***** 입력 자료 *****

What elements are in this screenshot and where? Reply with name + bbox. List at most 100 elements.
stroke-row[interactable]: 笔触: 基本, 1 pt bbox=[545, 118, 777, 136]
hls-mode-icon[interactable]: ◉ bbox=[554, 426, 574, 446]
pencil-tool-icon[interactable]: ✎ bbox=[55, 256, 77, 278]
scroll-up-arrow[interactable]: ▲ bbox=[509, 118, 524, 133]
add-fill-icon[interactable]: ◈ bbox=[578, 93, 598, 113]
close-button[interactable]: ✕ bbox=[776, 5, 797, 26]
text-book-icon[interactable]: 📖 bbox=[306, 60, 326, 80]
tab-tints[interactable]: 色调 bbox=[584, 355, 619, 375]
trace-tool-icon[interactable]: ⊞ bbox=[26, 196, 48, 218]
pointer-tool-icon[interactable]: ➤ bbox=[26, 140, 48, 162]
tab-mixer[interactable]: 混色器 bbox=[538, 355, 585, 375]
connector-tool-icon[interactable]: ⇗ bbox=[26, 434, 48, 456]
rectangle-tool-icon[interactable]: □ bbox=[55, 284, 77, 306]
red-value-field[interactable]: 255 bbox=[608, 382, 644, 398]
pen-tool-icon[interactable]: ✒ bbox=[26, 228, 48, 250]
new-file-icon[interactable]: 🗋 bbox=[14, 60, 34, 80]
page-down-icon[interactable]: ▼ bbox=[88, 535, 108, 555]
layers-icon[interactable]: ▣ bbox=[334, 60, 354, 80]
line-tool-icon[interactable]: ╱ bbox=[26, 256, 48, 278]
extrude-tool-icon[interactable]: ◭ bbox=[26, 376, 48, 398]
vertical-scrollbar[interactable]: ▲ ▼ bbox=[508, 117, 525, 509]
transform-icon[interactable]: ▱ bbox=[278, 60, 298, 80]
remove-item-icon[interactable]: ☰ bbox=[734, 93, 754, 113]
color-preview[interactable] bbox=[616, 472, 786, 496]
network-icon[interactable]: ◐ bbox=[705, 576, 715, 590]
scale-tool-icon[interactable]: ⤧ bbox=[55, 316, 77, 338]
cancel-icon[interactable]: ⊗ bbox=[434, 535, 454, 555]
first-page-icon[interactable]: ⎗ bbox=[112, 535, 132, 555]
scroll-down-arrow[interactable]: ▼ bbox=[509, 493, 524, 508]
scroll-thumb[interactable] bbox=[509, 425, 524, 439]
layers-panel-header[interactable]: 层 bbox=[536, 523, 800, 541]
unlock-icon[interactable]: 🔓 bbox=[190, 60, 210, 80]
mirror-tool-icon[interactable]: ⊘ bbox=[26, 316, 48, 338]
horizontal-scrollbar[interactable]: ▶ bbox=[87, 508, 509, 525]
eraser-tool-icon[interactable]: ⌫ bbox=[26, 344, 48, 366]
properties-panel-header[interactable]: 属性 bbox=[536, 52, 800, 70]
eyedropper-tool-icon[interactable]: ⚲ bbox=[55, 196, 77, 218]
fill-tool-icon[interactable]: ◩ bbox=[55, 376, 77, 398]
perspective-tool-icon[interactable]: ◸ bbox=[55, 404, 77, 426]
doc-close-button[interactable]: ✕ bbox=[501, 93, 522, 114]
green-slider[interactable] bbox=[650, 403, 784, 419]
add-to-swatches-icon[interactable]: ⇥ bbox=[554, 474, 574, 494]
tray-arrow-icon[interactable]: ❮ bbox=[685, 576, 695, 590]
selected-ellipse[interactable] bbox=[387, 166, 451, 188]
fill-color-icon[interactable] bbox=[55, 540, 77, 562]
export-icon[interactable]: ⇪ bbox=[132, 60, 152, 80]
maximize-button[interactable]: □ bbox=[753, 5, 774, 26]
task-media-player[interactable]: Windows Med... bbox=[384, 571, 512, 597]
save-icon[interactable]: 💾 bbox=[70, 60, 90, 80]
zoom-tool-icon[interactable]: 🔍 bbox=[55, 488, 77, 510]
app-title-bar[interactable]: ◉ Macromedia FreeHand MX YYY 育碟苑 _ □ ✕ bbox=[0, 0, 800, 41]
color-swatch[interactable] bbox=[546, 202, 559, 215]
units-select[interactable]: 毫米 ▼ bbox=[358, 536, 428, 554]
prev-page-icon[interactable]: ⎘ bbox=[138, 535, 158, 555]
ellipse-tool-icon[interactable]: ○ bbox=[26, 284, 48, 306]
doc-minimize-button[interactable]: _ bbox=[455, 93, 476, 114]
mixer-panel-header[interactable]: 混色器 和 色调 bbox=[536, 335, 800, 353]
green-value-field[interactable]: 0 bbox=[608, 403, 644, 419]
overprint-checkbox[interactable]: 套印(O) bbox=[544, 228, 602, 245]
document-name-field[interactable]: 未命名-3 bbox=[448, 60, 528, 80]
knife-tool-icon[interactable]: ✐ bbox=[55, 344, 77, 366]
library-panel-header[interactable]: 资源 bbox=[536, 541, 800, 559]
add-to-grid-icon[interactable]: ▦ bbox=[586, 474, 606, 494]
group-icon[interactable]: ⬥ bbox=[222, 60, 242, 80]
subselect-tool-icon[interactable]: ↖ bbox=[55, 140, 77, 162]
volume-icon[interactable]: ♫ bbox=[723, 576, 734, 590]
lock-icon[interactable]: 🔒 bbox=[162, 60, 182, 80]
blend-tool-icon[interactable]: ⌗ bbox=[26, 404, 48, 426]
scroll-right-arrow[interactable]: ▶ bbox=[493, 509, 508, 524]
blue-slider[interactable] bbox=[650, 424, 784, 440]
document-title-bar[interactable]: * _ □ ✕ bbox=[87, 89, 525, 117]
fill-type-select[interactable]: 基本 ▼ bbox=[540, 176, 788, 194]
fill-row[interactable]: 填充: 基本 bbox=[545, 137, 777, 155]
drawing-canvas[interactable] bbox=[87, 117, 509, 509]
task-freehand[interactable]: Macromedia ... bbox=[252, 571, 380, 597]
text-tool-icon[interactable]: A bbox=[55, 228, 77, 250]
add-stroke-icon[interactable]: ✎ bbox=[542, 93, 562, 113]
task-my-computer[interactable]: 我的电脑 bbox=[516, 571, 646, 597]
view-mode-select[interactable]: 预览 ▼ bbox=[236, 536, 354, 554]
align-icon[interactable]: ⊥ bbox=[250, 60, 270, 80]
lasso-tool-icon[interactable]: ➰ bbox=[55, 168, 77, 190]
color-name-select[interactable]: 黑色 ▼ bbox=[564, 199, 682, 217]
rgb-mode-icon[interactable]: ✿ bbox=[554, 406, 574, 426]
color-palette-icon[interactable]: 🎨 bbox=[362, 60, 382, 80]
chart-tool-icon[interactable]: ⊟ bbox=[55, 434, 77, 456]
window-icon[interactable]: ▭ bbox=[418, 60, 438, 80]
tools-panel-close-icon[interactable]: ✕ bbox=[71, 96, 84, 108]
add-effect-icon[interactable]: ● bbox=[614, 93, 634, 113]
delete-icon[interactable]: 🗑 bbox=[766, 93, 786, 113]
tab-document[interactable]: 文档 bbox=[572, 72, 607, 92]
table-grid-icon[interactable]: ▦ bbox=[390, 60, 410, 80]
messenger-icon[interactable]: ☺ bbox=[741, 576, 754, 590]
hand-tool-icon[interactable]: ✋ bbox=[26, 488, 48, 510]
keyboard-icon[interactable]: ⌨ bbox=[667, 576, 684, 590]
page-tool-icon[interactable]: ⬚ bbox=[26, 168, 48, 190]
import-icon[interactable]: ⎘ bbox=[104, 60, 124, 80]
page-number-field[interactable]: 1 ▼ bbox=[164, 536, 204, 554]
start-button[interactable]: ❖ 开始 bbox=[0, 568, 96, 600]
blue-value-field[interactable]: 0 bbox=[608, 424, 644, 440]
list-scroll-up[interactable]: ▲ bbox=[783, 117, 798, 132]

*****

할 일: 위 항목 전체를 한 글자도 바꾸지 말고 그대로 다시 적으세요.

문제 풀이:
What elements are in this screenshot and where? Reply with name + bbox. List at most 100 elements.
stroke-row[interactable]: 笔触: 基本, 1 pt bbox=[545, 118, 777, 136]
hls-mode-icon[interactable]: ◉ bbox=[554, 426, 574, 446]
pencil-tool-icon[interactable]: ✎ bbox=[55, 256, 77, 278]
scroll-up-arrow[interactable]: ▲ bbox=[509, 118, 524, 133]
add-fill-icon[interactable]: ◈ bbox=[578, 93, 598, 113]
close-button[interactable]: ✕ bbox=[776, 5, 797, 26]
text-book-icon[interactable]: 📖 bbox=[306, 60, 326, 80]
tab-tints[interactable]: 色调 bbox=[584, 355, 619, 375]
trace-tool-icon[interactable]: ⊞ bbox=[26, 196, 48, 218]
pointer-tool-icon[interactable]: ➤ bbox=[26, 140, 48, 162]
tab-mixer[interactable]: 混色器 bbox=[538, 355, 585, 375]
connector-tool-icon[interactable]: ⇗ bbox=[26, 434, 48, 456]
rectangle-tool-icon[interactable]: □ bbox=[55, 284, 77, 306]
red-value-field[interactable]: 255 bbox=[608, 382, 644, 398]
pen-tool-icon[interactable]: ✒ bbox=[26, 228, 48, 250]
new-file-icon[interactable]: 🗋 bbox=[14, 60, 34, 80]
page-down-icon[interactable]: ▼ bbox=[88, 535, 108, 555]
layers-icon[interactable]: ▣ bbox=[334, 60, 354, 80]
line-tool-icon[interactable]: ╱ bbox=[26, 256, 48, 278]
extrude-tool-icon[interactable]: ◭ bbox=[26, 376, 48, 398]
vertical-scrollbar[interactable]: ▲ ▼ bbox=[508, 117, 525, 509]
transform-icon[interactable]: ▱ bbox=[278, 60, 298, 80]
remove-item-icon[interactable]: ☰ bbox=[734, 93, 754, 113]
color-preview[interactable] bbox=[616, 472, 786, 496]
network-icon[interactable]: ◐ bbox=[705, 576, 715, 590]
scale-tool-icon[interactable]: ⤧ bbox=[55, 316, 77, 338]
cancel-icon[interactable]: ⊗ bbox=[434, 535, 454, 555]
first-page-icon[interactable]: ⎗ bbox=[112, 535, 132, 555]
scroll-down-arrow[interactable]: ▼ bbox=[509, 493, 524, 508]
scroll-thumb[interactable] bbox=[509, 425, 524, 439]
layers-panel-header[interactable]: 层 bbox=[536, 523, 800, 541]
unlock-icon[interactable]: 🔓 bbox=[190, 60, 210, 80]
mirror-tool-icon[interactable]: ⊘ bbox=[26, 316, 48, 338]
horizontal-scrollbar[interactable]: ▶ bbox=[87, 508, 509, 525]
eraser-tool-icon[interactable]: ⌫ bbox=[26, 344, 48, 366]
properties-panel-header[interactable]: 属性 bbox=[536, 52, 800, 70]
eyedropper-tool-icon[interactable]: ⚲ bbox=[55, 196, 77, 218]
fill-tool-icon[interactable]: ◩ bbox=[55, 376, 77, 398]
perspective-tool-icon[interactable]: ◸ bbox=[55, 404, 77, 426]
doc-close-button[interactable]: ✕ bbox=[501, 93, 522, 114]
green-slider[interactable] bbox=[650, 403, 784, 419]
add-to-swatches-icon[interactable]: ⇥ bbox=[554, 474, 574, 494]
tray-arrow-icon[interactable]: ❮ bbox=[685, 576, 695, 590]
selected-ellipse[interactable] bbox=[387, 166, 451, 188]
fill-color-icon[interactable] bbox=[55, 540, 77, 562]
export-icon[interactable]: ⇪ bbox=[132, 60, 152, 80]
maximize-button[interactable]: □ bbox=[753, 5, 774, 26]
task-media-player[interactable]: Windows Med... bbox=[384, 571, 512, 597]
save-icon[interactable]: 💾 bbox=[70, 60, 90, 80]
zoom-tool-icon[interactable]: 🔍 bbox=[55, 488, 77, 510]
app-title-bar[interactable]: ◉ Macromedia FreeHand MX YYY 育碟苑 _ □ ✕ bbox=[0, 0, 800, 41]
color-swatch[interactable] bbox=[546, 202, 559, 215]
units-select[interactable]: 毫米 ▼ bbox=[358, 536, 428, 554]
prev-page-icon[interactable]: ⎘ bbox=[138, 535, 158, 555]
ellipse-tool-icon[interactable]: ○ bbox=[26, 284, 48, 306]
doc-minimize-button[interactable]: _ bbox=[455, 93, 476, 114]
mixer-panel-header[interactable]: 混色器 和 色调 bbox=[536, 335, 800, 353]
green-value-field[interactable]: 0 bbox=[608, 403, 644, 419]
overprint-checkbox[interactable]: 套印(O) bbox=[544, 228, 602, 245]
document-name-field[interactable]: 未命名-3 bbox=[448, 60, 528, 80]
knife-tool-icon[interactable]: ✐ bbox=[55, 344, 77, 366]
library-panel-header[interactable]: 资源 bbox=[536, 541, 800, 559]
add-to-grid-icon[interactable]: ▦ bbox=[586, 474, 606, 494]
group-icon[interactable]: ⬥ bbox=[222, 60, 242, 80]
subselect-tool-icon[interactable]: ↖ bbox=[55, 140, 77, 162]
volume-icon[interactable]: ♫ bbox=[723, 576, 734, 590]
lock-icon[interactable]: 🔒 bbox=[162, 60, 182, 80]
blend-tool-icon[interactable]: ⌗ bbox=[26, 404, 48, 426]
scroll-right-arrow[interactable]: ▶ bbox=[493, 509, 508, 524]
blue-slider[interactable] bbox=[650, 424, 784, 440]
document-title-bar[interactable]: * _ □ ✕ bbox=[87, 89, 525, 117]
fill-type-select[interactable]: 基本 ▼ bbox=[540, 176, 788, 194]
fill-row[interactable]: 填充: 基本 bbox=[545, 137, 777, 155]
drawing-canvas[interactable] bbox=[87, 117, 509, 509]
task-freehand[interactable]: Macromedia ... bbox=[252, 571, 380, 597]
text-tool-icon[interactable]: A bbox=[55, 228, 77, 250]
add-stroke-icon[interactable]: ✎ bbox=[542, 93, 562, 113]
task-my-computer[interactable]: 我的电脑 bbox=[516, 571, 646, 597]
view-mode-select[interactable]: 预览 ▼ bbox=[236, 536, 354, 554]
align-icon[interactable]: ⊥ bbox=[250, 60, 270, 80]
lasso-tool-icon[interactable]: ➰ bbox=[55, 168, 77, 190]
color-name-select[interactable]: 黑色 ▼ bbox=[564, 199, 682, 217]
rgb-mode-icon[interactable]: ✿ bbox=[554, 406, 574, 426]
color-palette-icon[interactable]: 🎨 bbox=[362, 60, 382, 80]
chart-tool-icon[interactable]: ⊟ bbox=[55, 434, 77, 456]
window-icon[interactable]: ▭ bbox=[418, 60, 438, 80]
tools-panel-close-icon[interactable]: ✕ bbox=[71, 96, 84, 108]
add-effect-icon[interactable]: ● bbox=[614, 93, 634, 113]
delete-icon[interactable]: 🗑 bbox=[766, 93, 786, 113]
tab-document[interactable]: 文档 bbox=[572, 72, 607, 92]
table-grid-icon[interactable]: ▦ bbox=[390, 60, 410, 80]
messenger-icon[interactable]: ☺ bbox=[741, 576, 754, 590]
hand-tool-icon[interactable]: ✋ bbox=[26, 488, 48, 510]
keyboard-icon[interactable]: ⌨ bbox=[667, 576, 684, 590]
page-tool-icon[interactable]: ⬚ bbox=[26, 168, 48, 190]
import-icon[interactable]: ⎘ bbox=[104, 60, 124, 80]
page-number-field[interactable]: 1 ▼ bbox=[164, 536, 204, 554]
start-button[interactable]: ❖ 开始 bbox=[0, 568, 96, 600]
blue-value-field[interactable]: 0 bbox=[608, 424, 644, 440]
list-scroll-up[interactable]: ▲ bbox=[783, 117, 798, 132]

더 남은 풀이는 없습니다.